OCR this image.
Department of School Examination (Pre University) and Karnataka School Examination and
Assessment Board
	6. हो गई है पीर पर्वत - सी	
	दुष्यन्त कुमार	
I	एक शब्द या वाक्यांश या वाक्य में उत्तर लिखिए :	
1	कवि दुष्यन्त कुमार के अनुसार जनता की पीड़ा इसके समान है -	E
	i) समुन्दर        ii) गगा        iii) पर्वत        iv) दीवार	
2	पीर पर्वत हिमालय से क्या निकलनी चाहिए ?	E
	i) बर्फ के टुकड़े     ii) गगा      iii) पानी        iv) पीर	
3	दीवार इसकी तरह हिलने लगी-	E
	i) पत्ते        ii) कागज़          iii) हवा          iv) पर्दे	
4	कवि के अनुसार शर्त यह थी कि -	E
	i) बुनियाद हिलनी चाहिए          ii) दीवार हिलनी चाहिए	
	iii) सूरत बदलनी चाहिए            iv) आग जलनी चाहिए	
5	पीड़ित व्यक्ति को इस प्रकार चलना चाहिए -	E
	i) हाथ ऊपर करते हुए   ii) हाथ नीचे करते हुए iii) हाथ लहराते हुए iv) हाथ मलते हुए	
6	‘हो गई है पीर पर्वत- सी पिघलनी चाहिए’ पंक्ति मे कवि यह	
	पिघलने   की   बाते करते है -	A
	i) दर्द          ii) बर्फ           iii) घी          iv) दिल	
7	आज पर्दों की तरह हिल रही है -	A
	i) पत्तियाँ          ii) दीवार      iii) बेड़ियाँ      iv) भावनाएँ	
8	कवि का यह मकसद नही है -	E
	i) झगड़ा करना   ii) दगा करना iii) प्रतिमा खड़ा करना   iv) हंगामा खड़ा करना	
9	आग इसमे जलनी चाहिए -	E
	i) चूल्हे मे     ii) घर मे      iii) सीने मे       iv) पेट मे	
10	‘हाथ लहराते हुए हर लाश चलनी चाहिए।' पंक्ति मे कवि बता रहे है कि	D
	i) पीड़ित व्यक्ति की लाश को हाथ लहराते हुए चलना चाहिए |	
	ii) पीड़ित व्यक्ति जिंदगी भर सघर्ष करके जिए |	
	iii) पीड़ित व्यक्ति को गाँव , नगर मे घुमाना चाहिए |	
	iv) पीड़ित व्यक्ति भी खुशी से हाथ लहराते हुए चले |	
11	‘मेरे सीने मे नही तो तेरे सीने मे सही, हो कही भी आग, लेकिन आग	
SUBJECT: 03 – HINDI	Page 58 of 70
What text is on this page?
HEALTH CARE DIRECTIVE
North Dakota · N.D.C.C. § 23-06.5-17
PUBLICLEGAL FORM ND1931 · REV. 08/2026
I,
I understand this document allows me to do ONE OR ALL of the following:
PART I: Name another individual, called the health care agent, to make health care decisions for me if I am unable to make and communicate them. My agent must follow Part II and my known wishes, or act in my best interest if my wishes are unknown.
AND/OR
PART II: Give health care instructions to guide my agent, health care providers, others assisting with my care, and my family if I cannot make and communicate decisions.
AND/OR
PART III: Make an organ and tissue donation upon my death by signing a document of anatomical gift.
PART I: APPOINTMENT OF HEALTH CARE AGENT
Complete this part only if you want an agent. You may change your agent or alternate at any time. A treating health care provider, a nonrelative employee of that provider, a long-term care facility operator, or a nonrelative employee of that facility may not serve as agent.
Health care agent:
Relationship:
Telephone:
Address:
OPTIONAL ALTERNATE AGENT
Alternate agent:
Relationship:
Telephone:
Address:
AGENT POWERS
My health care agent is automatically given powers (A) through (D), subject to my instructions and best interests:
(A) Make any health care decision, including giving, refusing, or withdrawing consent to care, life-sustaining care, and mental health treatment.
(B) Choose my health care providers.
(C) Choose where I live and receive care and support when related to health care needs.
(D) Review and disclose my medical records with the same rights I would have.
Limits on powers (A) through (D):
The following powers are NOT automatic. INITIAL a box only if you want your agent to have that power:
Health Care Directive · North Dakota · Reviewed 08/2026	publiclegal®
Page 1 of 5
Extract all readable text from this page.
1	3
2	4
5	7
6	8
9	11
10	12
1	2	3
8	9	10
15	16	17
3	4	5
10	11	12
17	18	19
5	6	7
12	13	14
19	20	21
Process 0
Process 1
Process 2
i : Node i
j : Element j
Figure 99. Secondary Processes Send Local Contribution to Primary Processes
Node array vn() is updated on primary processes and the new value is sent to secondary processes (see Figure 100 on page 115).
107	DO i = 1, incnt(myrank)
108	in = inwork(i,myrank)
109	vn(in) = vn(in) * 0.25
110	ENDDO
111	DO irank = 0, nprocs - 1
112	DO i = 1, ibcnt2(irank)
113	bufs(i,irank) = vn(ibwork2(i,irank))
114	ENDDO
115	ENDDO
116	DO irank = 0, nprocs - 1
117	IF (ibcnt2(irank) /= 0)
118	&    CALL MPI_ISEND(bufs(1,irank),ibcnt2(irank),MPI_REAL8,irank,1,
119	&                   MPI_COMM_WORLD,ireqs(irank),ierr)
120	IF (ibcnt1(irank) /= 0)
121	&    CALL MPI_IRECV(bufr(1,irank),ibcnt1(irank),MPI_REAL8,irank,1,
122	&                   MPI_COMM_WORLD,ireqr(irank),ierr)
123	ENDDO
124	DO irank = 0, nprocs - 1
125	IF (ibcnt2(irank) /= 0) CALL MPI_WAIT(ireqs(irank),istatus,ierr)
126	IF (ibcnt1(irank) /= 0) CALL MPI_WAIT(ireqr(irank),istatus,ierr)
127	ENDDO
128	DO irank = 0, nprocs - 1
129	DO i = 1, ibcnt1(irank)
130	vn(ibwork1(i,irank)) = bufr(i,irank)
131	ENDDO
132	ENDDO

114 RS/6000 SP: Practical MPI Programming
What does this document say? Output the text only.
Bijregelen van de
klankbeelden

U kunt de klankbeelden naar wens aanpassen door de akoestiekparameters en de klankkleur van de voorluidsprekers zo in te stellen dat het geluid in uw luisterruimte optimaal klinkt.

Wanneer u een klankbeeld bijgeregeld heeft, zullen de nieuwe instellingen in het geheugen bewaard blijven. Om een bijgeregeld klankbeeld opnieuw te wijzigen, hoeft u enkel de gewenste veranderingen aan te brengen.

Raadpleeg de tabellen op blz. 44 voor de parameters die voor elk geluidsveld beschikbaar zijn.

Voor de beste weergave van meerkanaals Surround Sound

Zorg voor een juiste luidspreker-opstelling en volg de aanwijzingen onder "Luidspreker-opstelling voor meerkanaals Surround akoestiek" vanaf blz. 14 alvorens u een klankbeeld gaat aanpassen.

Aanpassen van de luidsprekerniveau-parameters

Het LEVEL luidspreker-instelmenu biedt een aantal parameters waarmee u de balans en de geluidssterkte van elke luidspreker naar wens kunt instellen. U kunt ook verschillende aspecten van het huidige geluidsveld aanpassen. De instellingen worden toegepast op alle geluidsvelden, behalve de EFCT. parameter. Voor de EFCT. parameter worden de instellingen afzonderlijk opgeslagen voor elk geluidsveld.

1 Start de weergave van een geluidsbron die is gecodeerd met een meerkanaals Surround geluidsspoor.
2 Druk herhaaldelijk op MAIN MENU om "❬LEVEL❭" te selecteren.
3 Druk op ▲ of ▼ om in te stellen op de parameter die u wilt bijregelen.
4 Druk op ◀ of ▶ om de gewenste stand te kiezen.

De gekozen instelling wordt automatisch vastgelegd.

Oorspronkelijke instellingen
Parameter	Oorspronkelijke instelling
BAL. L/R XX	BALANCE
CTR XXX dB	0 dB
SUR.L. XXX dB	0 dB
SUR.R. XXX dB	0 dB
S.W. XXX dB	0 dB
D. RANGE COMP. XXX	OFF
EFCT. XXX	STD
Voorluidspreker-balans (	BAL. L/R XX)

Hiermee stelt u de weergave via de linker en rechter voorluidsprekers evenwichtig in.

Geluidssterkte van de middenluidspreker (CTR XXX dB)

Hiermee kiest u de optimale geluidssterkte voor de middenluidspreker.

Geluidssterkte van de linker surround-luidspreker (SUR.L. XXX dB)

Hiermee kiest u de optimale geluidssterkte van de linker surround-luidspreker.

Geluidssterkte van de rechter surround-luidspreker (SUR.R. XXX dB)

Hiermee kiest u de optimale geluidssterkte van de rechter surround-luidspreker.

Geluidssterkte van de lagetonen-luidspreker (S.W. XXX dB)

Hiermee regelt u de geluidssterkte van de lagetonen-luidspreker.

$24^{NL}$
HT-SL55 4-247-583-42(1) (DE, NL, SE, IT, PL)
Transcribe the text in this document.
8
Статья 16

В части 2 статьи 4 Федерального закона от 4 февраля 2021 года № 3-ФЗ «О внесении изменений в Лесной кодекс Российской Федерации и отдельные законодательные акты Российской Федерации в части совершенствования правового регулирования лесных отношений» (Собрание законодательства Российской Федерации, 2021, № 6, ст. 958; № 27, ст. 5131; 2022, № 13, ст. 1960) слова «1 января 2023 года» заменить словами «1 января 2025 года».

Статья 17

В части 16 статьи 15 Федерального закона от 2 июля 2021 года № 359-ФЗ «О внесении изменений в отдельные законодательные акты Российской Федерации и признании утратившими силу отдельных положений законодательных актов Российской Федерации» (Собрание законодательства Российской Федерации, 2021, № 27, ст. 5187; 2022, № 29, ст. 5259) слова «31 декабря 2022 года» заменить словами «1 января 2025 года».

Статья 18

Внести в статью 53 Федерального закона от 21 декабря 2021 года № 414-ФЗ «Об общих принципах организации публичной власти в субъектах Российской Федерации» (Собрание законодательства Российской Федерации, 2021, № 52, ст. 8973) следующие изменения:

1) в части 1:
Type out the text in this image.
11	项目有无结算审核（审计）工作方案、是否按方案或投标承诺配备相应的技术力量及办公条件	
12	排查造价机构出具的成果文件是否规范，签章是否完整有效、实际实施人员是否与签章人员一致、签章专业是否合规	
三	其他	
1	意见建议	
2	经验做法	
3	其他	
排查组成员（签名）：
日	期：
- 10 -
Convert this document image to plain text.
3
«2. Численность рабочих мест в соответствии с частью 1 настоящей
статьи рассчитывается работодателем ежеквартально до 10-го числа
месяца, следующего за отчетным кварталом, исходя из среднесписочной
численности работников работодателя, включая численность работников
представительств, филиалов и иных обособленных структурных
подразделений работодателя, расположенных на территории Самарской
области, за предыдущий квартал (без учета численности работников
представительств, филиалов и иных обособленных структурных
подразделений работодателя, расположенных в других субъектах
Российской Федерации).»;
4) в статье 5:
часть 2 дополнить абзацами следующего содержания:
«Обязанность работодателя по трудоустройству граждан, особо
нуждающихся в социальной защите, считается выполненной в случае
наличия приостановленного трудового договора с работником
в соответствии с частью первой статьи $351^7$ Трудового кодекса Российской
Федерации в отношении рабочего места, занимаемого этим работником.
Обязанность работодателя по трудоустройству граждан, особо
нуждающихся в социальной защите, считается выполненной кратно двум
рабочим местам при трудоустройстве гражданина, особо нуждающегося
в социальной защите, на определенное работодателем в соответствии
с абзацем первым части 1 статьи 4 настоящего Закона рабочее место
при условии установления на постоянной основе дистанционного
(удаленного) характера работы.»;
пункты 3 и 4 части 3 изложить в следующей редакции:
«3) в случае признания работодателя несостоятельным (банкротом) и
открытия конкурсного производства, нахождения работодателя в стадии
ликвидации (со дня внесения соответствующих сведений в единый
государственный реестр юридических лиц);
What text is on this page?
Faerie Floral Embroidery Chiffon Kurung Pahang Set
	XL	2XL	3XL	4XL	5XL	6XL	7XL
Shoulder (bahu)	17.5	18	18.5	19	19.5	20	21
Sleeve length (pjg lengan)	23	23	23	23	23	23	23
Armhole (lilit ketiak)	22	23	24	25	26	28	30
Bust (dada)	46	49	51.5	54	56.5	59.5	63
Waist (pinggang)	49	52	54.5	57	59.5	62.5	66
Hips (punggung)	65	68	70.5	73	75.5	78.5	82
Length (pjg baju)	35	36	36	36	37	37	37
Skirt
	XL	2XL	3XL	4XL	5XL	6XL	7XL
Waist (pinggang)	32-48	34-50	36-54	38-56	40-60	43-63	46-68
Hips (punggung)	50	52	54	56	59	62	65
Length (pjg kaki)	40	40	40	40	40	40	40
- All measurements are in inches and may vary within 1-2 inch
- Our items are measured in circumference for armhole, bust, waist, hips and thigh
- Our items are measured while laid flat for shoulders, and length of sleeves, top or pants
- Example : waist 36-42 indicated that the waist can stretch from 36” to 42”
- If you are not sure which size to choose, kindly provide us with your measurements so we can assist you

TASK DIRECTIONS: Each line in the material either holds the string "ENDDO" or does not. State how many do, and nothing else.

EXERCISE RESULT: 7